SHORT EXERCISE: Extract the full listing verbatim and drop any pictures from your copy.

Dataset excerpt:
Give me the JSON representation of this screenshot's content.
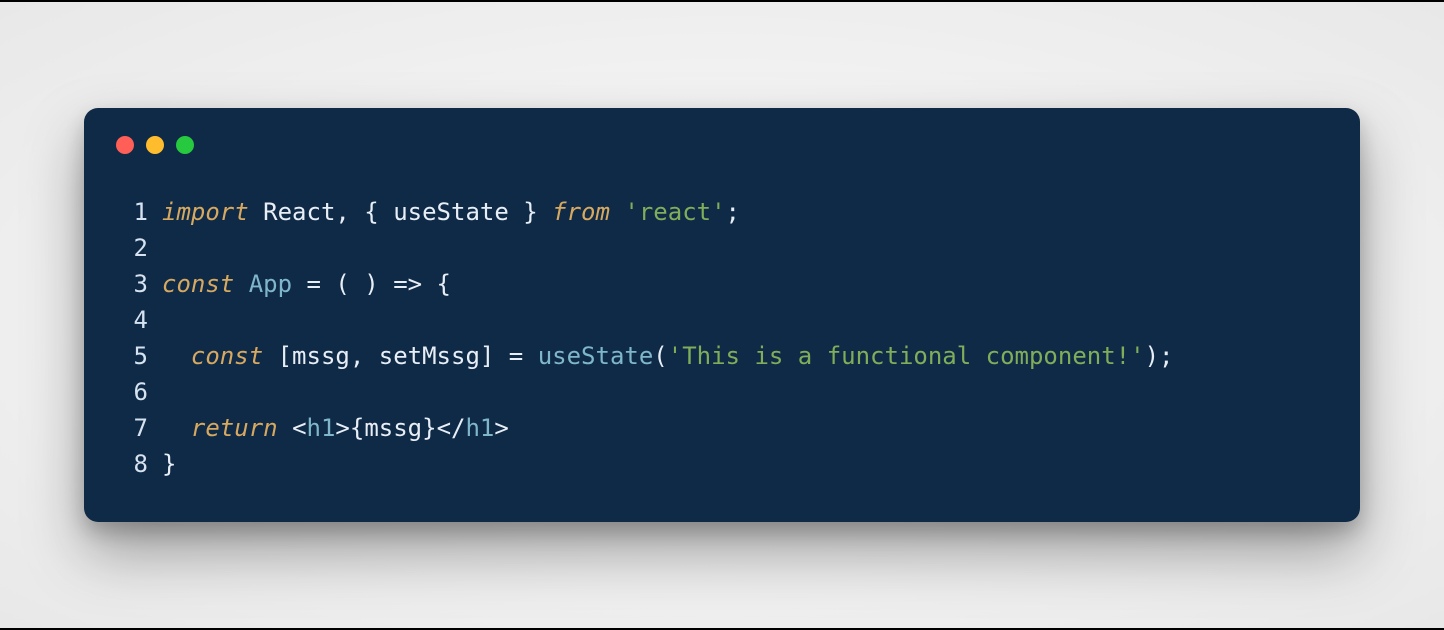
{
  "window": {
    "traffic_lights": {
      "red": "close",
      "yellow": "minimize",
      "green": "maximize"
    }
  },
  "code": {
    "lines": [
      {
        "num": "1",
        "tokens": [
          {
            "t": "import ",
            "c": "tok-keyword"
          },
          {
            "t": "React, { useState } ",
            "c": "tok-default"
          },
          {
            "t": "from ",
            "c": "tok-keyword"
          },
          {
            "t": "'react'",
            "c": "tok-string"
          },
          {
            "t": ";",
            "c": "tok-punct"
          }
        ]
      },
      {
        "num": "2",
        "tokens": []
      },
      {
        "num": "3",
        "tokens": [
          {
            "t": "const ",
            "c": "tok-keyword"
          },
          {
            "t": "App ",
            "c": "tok-type"
          },
          {
            "t": "= ( ) => {",
            "c": "tok-punct"
          }
        ]
      },
      {
        "num": "4",
        "tokens": []
      },
      {
        "num": "5",
        "tokens": [
          {
            "t": "  ",
            "c": "tok-default"
          },
          {
            "t": "const ",
            "c": "tok-keyword"
          },
          {
            "t": "[mssg, setMssg] ",
            "c": "tok-default"
          },
          {
            "t": "= ",
            "c": "tok-punct"
          },
          {
            "t": "useState",
            "c": "tok-func"
          },
          {
            "t": "(",
            "c": "tok-punct"
          },
          {
            "t": "'This is a functional component!'",
            "c": "tok-string"
          },
          {
            "t": ");",
            "c": "tok-punct"
          }
        ]
      },
      {
        "num": "6",
        "tokens": []
      },
      {
        "num": "7",
        "tokens": [
          {
            "t": "  ",
            "c": "tok-default"
          },
          {
            "t": "return ",
            "c": "tok-keyword"
          },
          {
            "t": "<",
            "c": "tok-punct"
          },
          {
            "t": "h1",
            "c": "tok-tag"
          },
          {
            "t": ">",
            "c": "tok-punct"
          },
          {
            "t": "{mssg}",
            "c": "tok-default"
          },
          {
            "t": "</",
            "c": "tok-punct"
          },
          {
            "t": "h1",
            "c": "tok-tag"
          },
          {
            "t": ">",
            "c": "tok-punct"
          }
        ]
      },
      {
        "num": "8",
        "tokens": [
          {
            "t": "}",
            "c": "tok-brace"
          }
        ]
      }
    ]
  }
}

SOLUTION TO THIS TASK:
Give me the JSON representation of this screenshot's content.
{
  "window": {
    "traffic_lights": {
      "red": "close",
      "yellow": "minimize",
      "green": "maximize"
    }
  },
  "code": {
    "lines": [
      {
        "num": "1",
        "tokens": [
          {
            "t": "import ",
            "c": "tok-keyword"
          },
          {
            "t": "React, { useState } ",
            "c": "tok-default"
          },
          {
            "t": "from ",
            "c": "tok-keyword"
          },
          {
            "t": "'react'",
            "c": "tok-string"
          },
          {
            "t": ";",
            "c": "tok-punct"
          }
        ]
      },
      {
        "num": "2",
        "tokens": []
      },
      {
        "num": "3",
        "tokens": [
          {
            "t": "const ",
            "c": "tok-keyword"
          },
          {
            "t": "App ",
            "c": "tok-type"
          },
          {
            "t": "= ( ) => {",
            "c": "tok-punct"
          }
        ]
      },
      {
        "num": "4",
        "tokens": []
      },
      {
        "num": "5",
        "tokens": [
          {
            "t": "  ",
            "c": "tok-default"
          },
          {
            "t": "const ",
            "c": "tok-keyword"
          },
          {
            "t": "[mssg, setMssg] ",
            "c": "tok-default"
          },
          {
            "t": "= ",
            "c": "tok-punct"
          },
          {
            "t": "useState",
            "c": "tok-func"
          },
          {
            "t": "(",
            "c": "tok-punct"
          },
          {
            "t": "'This is a functional component!'",
            "c": "tok-string"
          },
          {
            "t": ");",
            "c": "tok-punct"
          }
        ]
      },
      {
        "num": "6",
        "tokens": []
      },
      {
        "num": "7",
        "tokens": [
          {
            "t": "  ",
            "c": "tok-default"
          },
          {
            "t": "return ",
            "c": "tok-keyword"
          },
          {
            "t": "<",
            "c": "tok-punct"
          },
          {
            "t": "h1",
            "c": "tok-tag"
          },
          {
            "t": ">",
            "c": "tok-punct"
          },
          {
            "t": "{mssg}",
            "c": "tok-default"
          },
          {
            "t": "</",
            "c": "tok-punct"
          },
          {
            "t": "h1",
            "c": "tok-tag"
          },
          {
            "t": ">",
            "c": "tok-punct"
          }
        ]
      },
      {
        "num": "8",
        "tokens": [
          {
            "t": "}",
            "c": "tok-brace"
          }
        ]
      }
    ]
  }
}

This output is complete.